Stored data
========

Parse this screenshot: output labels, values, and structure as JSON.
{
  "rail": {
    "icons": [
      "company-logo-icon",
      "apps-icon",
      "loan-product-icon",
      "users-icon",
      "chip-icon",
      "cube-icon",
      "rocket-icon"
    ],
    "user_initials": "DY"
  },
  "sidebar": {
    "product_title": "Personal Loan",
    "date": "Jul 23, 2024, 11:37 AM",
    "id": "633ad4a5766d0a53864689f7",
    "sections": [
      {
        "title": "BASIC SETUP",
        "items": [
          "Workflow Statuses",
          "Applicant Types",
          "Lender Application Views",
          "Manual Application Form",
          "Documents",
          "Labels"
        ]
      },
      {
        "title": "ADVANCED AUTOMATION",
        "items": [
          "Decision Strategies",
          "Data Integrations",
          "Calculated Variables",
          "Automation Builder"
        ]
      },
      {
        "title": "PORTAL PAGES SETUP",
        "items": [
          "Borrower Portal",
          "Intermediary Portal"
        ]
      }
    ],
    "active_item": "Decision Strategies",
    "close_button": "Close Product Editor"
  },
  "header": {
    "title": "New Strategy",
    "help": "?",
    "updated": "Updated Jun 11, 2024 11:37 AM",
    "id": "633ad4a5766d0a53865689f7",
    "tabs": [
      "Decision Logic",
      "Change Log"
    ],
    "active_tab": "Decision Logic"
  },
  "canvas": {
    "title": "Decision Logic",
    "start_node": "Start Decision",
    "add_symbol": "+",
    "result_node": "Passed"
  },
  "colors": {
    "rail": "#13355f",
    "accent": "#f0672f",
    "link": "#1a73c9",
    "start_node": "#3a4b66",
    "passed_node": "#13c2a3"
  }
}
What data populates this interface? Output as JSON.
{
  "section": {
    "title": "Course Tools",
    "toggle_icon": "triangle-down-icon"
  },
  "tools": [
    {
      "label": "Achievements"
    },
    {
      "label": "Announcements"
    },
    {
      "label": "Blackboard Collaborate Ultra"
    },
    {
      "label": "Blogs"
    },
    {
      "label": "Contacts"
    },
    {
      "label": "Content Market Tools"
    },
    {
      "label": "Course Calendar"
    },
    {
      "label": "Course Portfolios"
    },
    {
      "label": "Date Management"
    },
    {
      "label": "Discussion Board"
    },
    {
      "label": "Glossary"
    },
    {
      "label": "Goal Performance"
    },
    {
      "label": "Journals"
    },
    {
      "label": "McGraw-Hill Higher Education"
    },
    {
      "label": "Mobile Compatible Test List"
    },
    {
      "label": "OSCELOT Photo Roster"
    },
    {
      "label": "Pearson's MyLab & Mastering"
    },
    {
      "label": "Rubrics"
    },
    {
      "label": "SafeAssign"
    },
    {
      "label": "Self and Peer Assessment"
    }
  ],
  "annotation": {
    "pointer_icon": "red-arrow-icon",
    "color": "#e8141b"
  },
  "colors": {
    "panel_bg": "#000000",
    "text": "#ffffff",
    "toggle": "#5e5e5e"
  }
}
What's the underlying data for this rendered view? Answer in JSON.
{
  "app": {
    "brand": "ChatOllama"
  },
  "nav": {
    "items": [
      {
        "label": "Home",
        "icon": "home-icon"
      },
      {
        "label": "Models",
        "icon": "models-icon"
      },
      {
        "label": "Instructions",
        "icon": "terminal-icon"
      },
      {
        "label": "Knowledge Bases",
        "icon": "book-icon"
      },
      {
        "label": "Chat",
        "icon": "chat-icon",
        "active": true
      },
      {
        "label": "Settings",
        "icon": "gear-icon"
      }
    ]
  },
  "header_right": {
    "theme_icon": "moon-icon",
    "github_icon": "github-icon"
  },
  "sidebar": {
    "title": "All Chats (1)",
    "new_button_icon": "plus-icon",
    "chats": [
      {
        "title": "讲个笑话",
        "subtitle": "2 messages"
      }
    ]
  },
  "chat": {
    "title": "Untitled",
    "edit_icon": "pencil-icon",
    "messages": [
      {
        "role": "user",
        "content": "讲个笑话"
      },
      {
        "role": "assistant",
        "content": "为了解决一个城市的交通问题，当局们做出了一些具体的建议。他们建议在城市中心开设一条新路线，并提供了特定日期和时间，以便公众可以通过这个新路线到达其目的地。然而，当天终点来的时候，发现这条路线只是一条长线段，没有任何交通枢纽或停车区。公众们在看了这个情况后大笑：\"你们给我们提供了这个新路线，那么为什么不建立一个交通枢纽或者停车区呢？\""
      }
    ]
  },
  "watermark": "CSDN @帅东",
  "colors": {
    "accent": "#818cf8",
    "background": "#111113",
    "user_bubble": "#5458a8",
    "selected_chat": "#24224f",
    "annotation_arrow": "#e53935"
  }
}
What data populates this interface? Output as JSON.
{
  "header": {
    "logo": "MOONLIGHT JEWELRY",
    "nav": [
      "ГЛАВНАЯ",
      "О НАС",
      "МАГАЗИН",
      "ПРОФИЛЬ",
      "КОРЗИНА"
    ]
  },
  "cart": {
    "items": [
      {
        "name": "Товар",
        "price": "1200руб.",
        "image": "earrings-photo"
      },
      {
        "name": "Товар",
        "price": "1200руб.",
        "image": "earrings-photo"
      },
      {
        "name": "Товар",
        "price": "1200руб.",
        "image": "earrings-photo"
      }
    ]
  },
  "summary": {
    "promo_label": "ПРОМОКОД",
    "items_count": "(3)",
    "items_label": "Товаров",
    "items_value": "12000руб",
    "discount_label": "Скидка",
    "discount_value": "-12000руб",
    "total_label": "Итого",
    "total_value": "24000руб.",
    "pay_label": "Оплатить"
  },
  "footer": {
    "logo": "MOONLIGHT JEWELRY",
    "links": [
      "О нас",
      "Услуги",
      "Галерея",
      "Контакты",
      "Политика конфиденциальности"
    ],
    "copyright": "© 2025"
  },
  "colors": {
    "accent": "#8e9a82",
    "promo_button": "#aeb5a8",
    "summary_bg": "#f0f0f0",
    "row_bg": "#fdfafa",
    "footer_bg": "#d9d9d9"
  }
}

========

§ INSTRUCTIONS FOR THE TASK
Reproduce each record exactly as it appears.

§ EXERCISE RESPONSE
Parse this screenshot: output labels, values, and structure as JSON.
{
  "rail": {
    "icons": [
      "company-logo-icon",
      "apps-icon",
      "loan-product-icon",
      "users-icon",
      "chip-icon",
      "cube-icon",
      "rocket-icon"
    ],
    "user_initials": "DY"
  },
  "sidebar": {
    "product_title": "Personal Loan",
    "date": "Jul 23, 2024, 11:37 AM",
    "id": "633ad4a5766d0a53864689f7",
    "sections": [
      {
        "title": "BASIC SETUP",
        "items": [
          "Workflow Statuses",
          "Applicant Types",
          "Lender Application Views",
          "Manual Application Form",
          "Documents",
          "Labels"
        ]
      },
      {
        "title": "ADVANCED AUTOMATION",
        "items": [
          "Decision Strategies",
          "Data Integrations",
          "Calculated Variables",
          "Automation Builder"
        ]
      },
      {
        "title": "PORTAL PAGES SETUP",
        "items": [
          "Borrower Portal",
          "Intermediary Portal"
        ]
      }
    ],
    "active_item": "Decision Strategies",
    "close_button": "Close Product Editor"
  },
  "header": {
    "title": "New Strategy",
    "help": "?",
    "updated": "Updated Jun 11, 2024 11:37 AM",
    "id": "633ad4a5766d0a53865689f7",
    "tabs": [
      "Decision Logic",
      "Change Log"
    ],
    "active_tab": "Decision Logic"
  },
  "canvas": {
    "title": "Decision Logic",
    "start_node": "Start Decision",
    "add_symbol": "+",
    "result_node": "Passed"
  },
  "colors": {
    "rail": "#13355f",
    "accent": "#f0672f",
    "link": "#1a73c9",
    "start_node": "#3a4b66",
    "passed_node": "#13c2a3"
  }
}
What data populates this interface? Output as JSON.
{
  "section": {
    "title": "Course Tools",
    "toggle_icon": "triangle-down-icon"
  },
  "tools": [
    {
      "label": "Achievements"
    },
    {
      "label": "Announcements"
    },
    {
      "label": "Blackboard Collaborate Ultra"
    },
    {
      "label": "Blogs"
    },
    {
      "label": "Contacts"
    },
    {
      "label": "Content Market Tools"
    },
    {
      "label": "Course Calendar"
    },
    {
      "label": "Course Portfolios"
    },
    {
      "label": "Date Management"
    },
    {
      "label": "Discussion Board"
    },
    {
      "label": "Glossary"
    },
    {
      "label": "Goal Performance"
    },
    {
      "label": "Journals"
    },
    {
      "label": "McGraw-Hill Higher Education"
    },
    {
      "label": "Mobile Compatible Test List"
    },
    {
      "label": "OSCELOT Photo Roster"
    },
    {
      "label": "Pearson's MyLab & Mastering"
    },
    {
      "label": "Rubrics"
    },
    {
      "label": "SafeAssign"
    },
    {
      "label": "Self and Peer Assessment"
    }
  ],
  "annotation": {
    "pointer_icon": "red-arrow-icon",
    "color": "#e8141b"
  },
  "colors": {
    "panel_bg": "#000000",
    "text": "#ffffff",
    "toggle": "#5e5e5e"
  }
}
What's the underlying data for this rendered view? Answer in JSON.
{
  "app": {
    "brand": "ChatOllama"
  },
  "nav": {
    "items": [
      {
        "label": "Home",
        "icon": "home-icon"
      },
      {
        "label": "Models",
        "icon": "models-icon"
      },
      {
        "label": "Instructions",
        "icon": "terminal-icon"
      },
      {
        "label": "Knowledge Bases",
        "icon": "book-icon"
      },
      {
        "label": "Chat",
        "icon": "chat-icon",
        "active": true
      },
      {
        "label": "Settings",
        "icon": "gear-icon"
      }
    ]
  },
  "header_right": {
    "theme_icon": "moon-icon",
    "github_icon": "github-icon"
  },
  "sidebar": {
    "title": "All Chats (1)",
    "new_button_icon": "plus-icon",
    "chats": [
      {
        "title": "讲个笑话",
        "subtitle": "2 messages"
      }
    ]
  },
  "chat": {
    "title": "Untitled",
    "edit_icon": "pencil-icon",
    "messages": [
      {
        "role": "user",
        "content": "讲个笑话"
      },
      {
        "role": "assistant",
        "content": "为了解决一个城市的交通问题，当局们做出了一些具体的建议。他们建议在城市中心开设一条新路线，并提供了特定日期和时间，以便公众可以通过这个新路线到达其目的地。然而，当天终点来的时候，发现这条路线只是一条长线段，没有任何交通枢纽或停车区。公众们在看了这个情况后大笑：\"你们给我们提供了这个新路线，那么为什么不建立一个交通枢纽或者停车区呢？\""
      }
    ]
  },
  "watermark": "CSDN @帅东",
  "colors": {
    "accent": "#818cf8",
    "background": "#111113",
    "user_bubble": "#5458a8",
    "selected_chat": "#24224f",
    "annotation_arrow": "#e53935"
  }
}
What data populates this interface? Output as JSON.
{
  "header": {
    "logo": "MOONLIGHT JEWELRY",
    "nav": [
      "ГЛАВНАЯ",
      "О НАС",
      "МАГАЗИН",
      "ПРОФИЛЬ",
      "КОРЗИНА"
    ]
  },
  "cart": {
    "items": [
      {
        "name": "Товар",
        "price": "1200руб.",
        "image": "earrings-photo"
      },
      {
        "name": "Товар",
        "price": "1200руб.",
        "image": "earrings-photo"
      },
      {
        "name": "Товар",
        "price": "1200руб.",
        "image": "earrings-photo"
      }
    ]
  },
  "summary": {
    "promo_label": "ПРОМОКОД",
    "items_count": "(3)",
    "items_label": "Товаров",
    "items_value": "12000руб",
    "discount_label": "Скидка",
    "discount_value": "-12000руб",
    "total_label": "Итого",
    "total_value": "24000руб.",
    "pay_label": "Оплатить"
  },
  "footer": {
    "logo": "MOONLIGHT JEWELRY",
    "links": [
      "О нас",
      "Услуги",
      "Галерея",
      "Контакты",
      "Политика конфиденциальности"
    ],
    "copyright": "© 2025"
  },
  "colors": {
    "accent": "#8e9a82",
    "promo_button": "#aeb5a8",
    "summary_bg": "#f0f0f0",
    "row_bg": "#fdfafa",
    "footer_bg": "#d9d9d9"
  }
}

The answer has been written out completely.